GIVEN PROBLEM
Review the material and extract every line in which the word "screenshot" occurs.

SOURCE MATERIAL
☆ ☆ ☆ ☆ ☆ ☆ ☆

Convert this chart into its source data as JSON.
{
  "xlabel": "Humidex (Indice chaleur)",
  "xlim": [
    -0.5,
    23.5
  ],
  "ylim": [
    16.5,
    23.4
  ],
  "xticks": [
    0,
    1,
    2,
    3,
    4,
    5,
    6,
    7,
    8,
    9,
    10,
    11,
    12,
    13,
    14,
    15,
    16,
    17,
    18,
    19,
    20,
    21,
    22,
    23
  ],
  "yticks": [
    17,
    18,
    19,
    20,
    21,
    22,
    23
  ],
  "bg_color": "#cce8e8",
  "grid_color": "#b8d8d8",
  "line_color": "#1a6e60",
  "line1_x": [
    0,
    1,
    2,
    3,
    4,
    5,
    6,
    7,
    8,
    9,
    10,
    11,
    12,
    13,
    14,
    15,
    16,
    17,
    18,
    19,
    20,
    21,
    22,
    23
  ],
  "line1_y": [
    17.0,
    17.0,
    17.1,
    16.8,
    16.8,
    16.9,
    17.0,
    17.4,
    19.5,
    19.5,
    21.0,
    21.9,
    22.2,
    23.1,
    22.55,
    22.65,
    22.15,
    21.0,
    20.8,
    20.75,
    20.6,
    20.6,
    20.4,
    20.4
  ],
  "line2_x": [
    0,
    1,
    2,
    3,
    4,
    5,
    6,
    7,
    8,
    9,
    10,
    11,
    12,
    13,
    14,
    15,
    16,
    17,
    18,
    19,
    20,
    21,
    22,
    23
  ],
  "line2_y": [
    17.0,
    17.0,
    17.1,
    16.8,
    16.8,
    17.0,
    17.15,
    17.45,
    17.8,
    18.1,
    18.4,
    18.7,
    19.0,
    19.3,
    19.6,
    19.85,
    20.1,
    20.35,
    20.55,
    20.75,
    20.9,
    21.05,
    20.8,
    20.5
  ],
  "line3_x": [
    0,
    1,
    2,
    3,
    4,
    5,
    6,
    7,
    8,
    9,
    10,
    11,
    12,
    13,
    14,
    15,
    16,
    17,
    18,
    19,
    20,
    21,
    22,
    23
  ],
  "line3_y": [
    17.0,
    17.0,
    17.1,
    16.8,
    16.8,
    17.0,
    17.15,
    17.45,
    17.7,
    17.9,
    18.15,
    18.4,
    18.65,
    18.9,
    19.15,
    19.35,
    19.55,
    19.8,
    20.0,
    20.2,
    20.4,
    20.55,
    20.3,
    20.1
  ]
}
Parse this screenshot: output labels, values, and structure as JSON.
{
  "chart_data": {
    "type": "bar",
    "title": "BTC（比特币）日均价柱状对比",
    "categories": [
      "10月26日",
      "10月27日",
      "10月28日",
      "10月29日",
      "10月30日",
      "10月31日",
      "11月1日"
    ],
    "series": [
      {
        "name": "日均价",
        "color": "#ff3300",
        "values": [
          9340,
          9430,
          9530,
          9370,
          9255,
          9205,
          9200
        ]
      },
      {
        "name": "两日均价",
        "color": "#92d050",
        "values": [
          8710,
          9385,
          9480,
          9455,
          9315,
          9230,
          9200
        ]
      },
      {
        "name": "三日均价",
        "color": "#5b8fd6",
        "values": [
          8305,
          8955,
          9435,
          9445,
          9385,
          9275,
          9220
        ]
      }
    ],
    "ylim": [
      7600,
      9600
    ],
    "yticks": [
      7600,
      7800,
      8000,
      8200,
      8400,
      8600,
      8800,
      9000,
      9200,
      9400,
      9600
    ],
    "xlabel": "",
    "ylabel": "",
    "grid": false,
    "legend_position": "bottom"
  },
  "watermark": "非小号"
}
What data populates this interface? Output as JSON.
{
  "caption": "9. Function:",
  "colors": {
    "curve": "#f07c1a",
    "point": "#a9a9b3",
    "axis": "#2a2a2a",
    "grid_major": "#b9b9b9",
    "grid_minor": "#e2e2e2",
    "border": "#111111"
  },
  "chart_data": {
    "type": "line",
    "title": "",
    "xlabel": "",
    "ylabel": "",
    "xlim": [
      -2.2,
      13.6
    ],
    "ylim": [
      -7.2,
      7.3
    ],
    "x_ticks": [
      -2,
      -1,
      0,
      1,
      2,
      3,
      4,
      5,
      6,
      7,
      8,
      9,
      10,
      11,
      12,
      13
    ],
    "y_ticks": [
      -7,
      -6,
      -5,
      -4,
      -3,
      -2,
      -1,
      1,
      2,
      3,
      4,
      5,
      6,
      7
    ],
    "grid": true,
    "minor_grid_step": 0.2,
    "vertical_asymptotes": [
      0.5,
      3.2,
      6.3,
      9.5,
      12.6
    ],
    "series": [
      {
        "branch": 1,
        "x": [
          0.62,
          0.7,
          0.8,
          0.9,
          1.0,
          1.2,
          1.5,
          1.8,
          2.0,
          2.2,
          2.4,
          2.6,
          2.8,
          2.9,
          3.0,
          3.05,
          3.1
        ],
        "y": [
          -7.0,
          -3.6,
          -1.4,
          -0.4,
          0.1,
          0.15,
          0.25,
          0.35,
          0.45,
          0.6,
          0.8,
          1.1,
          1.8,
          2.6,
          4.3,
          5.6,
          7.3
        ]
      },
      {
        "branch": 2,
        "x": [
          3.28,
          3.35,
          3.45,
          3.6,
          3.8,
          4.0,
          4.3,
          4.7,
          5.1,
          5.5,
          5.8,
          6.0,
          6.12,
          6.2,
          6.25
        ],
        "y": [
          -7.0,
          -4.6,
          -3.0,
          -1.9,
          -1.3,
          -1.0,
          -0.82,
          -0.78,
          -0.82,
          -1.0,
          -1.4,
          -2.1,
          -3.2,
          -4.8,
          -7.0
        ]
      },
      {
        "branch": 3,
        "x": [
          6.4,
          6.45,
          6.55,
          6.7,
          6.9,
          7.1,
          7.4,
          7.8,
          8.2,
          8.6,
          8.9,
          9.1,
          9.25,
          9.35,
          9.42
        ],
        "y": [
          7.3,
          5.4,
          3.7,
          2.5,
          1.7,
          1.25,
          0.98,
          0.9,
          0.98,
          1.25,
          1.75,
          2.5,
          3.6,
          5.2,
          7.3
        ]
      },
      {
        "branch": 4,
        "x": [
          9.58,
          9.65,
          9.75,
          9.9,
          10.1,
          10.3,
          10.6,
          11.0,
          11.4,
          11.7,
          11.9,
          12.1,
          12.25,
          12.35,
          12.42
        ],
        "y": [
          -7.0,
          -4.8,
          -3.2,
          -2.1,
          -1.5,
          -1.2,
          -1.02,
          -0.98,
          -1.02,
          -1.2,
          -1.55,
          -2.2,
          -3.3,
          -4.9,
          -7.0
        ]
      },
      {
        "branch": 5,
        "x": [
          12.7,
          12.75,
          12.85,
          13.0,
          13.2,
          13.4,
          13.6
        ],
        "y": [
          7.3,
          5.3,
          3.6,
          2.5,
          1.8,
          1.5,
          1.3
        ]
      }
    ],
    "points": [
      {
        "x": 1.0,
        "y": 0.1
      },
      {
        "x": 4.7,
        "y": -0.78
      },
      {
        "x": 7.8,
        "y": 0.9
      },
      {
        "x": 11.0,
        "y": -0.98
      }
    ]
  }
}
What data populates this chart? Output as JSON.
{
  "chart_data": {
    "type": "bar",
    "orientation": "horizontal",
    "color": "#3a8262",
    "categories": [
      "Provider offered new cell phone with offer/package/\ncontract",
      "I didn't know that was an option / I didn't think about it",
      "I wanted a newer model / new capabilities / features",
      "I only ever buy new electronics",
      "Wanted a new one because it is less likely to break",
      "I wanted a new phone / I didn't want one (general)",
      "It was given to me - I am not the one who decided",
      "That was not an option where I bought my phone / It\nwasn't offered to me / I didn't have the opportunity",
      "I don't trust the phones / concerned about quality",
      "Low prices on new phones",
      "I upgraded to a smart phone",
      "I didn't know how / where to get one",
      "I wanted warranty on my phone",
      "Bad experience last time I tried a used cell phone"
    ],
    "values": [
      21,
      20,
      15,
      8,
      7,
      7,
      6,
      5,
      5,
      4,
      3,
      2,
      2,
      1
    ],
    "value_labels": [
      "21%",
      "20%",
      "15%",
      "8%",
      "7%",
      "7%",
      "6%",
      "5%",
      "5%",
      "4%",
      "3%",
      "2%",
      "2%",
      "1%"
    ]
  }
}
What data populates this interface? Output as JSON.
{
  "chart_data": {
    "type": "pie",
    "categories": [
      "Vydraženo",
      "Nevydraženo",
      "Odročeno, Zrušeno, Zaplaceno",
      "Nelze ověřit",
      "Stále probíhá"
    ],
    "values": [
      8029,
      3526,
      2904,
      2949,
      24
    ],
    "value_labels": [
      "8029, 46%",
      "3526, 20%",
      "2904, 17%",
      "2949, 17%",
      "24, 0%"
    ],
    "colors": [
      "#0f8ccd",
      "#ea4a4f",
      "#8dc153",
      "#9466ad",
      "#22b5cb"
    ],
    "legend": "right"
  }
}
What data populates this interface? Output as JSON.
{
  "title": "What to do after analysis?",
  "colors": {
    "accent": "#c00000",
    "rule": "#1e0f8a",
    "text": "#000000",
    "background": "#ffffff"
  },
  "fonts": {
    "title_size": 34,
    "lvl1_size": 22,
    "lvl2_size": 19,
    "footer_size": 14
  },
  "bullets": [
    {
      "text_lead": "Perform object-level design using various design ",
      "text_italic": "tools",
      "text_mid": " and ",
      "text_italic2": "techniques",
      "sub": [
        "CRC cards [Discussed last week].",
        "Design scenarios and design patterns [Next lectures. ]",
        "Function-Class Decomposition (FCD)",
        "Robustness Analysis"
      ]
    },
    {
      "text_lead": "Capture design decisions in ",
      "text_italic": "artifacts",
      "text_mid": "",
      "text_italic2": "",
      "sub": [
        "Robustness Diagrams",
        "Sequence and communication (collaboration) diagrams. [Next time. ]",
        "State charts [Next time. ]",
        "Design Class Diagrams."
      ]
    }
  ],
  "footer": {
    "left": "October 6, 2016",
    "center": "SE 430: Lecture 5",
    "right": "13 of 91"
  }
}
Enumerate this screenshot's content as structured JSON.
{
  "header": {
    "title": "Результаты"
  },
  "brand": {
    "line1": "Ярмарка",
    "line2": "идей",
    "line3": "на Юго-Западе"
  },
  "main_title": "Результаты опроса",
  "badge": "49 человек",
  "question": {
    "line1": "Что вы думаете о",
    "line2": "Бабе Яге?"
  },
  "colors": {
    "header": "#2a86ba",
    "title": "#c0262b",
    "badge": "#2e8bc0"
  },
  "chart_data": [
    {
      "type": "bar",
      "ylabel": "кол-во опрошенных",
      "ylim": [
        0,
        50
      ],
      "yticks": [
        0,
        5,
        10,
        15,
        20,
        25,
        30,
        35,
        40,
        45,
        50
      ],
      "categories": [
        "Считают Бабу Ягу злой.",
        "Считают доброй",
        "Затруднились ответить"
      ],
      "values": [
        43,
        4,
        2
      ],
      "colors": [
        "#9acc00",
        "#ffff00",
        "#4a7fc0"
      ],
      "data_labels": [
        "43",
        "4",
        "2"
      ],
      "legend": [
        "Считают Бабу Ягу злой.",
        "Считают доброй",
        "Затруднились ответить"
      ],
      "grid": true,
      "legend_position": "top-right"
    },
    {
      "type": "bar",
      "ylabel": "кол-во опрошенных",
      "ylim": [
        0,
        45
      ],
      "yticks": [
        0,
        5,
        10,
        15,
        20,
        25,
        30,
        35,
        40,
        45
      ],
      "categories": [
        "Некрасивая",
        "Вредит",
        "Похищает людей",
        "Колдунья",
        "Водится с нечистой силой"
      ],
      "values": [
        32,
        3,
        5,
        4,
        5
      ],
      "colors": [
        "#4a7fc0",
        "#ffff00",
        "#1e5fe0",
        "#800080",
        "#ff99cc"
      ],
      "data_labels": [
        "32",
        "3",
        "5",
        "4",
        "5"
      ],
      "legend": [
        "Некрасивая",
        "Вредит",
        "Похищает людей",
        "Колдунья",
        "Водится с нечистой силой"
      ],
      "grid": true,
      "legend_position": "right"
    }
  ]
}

☆ ☆ ☆ ☆ ☆ ☆ ☆

SOLVED PROBLEM
Parse this screenshot: output labels, values, and structure as JSON.
Enumerate this screenshot's content as structured JSON.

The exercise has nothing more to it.